Records that describe figures:
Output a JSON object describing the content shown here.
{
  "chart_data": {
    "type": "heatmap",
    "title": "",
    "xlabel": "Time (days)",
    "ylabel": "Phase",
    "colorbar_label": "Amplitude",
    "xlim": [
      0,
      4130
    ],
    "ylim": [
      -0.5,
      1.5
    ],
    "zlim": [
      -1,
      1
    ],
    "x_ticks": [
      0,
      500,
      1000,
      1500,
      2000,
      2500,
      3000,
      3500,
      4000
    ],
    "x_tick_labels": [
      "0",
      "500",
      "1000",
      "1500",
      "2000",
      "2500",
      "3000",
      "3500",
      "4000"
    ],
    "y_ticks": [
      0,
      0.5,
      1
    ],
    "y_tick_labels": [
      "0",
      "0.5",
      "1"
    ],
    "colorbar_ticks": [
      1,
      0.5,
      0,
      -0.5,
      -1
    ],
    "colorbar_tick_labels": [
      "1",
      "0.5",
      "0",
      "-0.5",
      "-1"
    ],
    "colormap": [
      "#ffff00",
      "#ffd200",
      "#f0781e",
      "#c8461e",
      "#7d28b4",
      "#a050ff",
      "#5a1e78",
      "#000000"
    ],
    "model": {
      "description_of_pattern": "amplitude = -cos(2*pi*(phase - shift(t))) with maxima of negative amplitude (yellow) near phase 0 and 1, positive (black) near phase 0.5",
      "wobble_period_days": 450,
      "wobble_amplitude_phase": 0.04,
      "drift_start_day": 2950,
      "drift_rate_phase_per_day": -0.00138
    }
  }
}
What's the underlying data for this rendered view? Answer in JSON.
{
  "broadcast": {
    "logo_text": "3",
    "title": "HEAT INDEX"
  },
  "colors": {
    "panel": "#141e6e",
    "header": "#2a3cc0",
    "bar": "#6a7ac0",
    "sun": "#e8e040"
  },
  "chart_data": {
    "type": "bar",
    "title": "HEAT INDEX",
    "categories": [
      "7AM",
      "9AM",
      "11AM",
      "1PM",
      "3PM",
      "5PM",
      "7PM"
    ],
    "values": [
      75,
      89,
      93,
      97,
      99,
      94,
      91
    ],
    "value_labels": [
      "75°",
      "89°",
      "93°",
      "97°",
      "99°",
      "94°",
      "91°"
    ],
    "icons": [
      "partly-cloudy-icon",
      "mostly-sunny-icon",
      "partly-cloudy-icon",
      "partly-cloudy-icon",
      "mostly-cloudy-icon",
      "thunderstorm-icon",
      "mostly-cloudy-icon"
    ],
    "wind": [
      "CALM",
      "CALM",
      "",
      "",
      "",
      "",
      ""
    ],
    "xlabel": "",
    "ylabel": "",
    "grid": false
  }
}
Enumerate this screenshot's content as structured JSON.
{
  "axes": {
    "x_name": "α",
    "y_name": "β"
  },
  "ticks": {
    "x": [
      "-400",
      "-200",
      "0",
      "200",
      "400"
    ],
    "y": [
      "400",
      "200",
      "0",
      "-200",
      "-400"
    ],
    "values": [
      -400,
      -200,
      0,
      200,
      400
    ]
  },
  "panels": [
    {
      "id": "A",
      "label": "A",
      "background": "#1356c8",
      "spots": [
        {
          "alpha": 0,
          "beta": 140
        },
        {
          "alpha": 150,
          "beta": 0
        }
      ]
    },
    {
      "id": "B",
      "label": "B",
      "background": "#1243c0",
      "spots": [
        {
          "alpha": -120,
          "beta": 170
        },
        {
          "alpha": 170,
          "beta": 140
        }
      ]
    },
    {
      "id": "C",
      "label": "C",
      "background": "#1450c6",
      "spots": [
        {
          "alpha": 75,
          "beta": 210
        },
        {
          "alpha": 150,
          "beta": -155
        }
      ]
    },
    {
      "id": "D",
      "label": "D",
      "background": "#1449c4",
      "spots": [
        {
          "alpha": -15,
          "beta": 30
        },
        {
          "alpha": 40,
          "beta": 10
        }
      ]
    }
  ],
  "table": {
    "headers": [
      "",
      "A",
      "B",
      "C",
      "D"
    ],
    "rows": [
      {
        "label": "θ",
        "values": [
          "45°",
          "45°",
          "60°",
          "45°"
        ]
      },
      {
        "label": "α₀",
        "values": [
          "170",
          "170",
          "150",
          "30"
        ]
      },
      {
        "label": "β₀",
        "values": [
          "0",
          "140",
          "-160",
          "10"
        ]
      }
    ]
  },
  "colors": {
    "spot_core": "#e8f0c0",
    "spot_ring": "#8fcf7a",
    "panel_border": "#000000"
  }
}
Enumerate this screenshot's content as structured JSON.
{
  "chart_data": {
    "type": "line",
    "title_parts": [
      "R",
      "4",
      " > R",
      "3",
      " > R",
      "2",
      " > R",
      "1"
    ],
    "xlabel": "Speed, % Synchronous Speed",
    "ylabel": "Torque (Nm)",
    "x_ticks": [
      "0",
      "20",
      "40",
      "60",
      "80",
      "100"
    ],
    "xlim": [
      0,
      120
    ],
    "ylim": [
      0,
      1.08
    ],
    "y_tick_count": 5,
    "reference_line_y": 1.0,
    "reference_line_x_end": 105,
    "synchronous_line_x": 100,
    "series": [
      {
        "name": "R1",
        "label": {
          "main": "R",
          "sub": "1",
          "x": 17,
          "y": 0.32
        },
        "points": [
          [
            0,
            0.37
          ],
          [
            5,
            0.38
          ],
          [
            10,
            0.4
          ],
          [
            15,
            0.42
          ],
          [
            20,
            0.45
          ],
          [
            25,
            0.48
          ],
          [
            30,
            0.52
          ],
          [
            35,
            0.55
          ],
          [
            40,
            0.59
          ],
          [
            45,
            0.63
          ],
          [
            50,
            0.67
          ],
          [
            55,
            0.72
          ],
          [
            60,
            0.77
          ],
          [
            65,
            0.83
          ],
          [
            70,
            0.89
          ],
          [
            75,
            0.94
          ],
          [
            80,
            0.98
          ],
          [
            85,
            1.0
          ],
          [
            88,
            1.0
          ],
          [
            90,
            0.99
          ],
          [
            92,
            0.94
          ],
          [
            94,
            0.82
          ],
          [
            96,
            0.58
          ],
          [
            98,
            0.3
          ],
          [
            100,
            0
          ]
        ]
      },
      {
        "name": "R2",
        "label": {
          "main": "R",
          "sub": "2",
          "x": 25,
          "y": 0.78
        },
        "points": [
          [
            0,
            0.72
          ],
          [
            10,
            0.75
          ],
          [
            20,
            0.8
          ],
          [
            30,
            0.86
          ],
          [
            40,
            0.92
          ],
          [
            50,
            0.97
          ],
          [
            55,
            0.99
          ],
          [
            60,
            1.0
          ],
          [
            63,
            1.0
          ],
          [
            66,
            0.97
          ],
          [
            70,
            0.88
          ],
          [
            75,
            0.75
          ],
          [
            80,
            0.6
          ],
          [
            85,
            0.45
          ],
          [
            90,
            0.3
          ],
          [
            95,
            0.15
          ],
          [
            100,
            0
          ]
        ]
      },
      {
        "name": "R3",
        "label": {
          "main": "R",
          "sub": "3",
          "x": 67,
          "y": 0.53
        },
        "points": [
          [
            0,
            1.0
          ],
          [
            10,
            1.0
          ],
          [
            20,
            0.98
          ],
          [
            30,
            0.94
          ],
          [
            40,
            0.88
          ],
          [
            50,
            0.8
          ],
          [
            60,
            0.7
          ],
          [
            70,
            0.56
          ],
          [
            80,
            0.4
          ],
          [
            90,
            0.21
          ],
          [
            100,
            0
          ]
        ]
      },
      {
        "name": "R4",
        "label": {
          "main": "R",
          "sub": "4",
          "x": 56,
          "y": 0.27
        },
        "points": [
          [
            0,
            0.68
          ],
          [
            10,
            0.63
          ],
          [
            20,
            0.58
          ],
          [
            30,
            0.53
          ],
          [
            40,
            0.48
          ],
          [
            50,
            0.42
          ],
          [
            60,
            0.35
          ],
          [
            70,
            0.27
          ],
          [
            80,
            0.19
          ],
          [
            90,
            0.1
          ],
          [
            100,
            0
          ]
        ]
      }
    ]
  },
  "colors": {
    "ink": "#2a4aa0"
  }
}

SET EXERCISE:
From the entries, report each line that includes the word "mostly".

FINISHED TASK:
      "mostly-sunny-icon",
      "mostly-cloudy-icon",
      "mostly-cloudy-icon"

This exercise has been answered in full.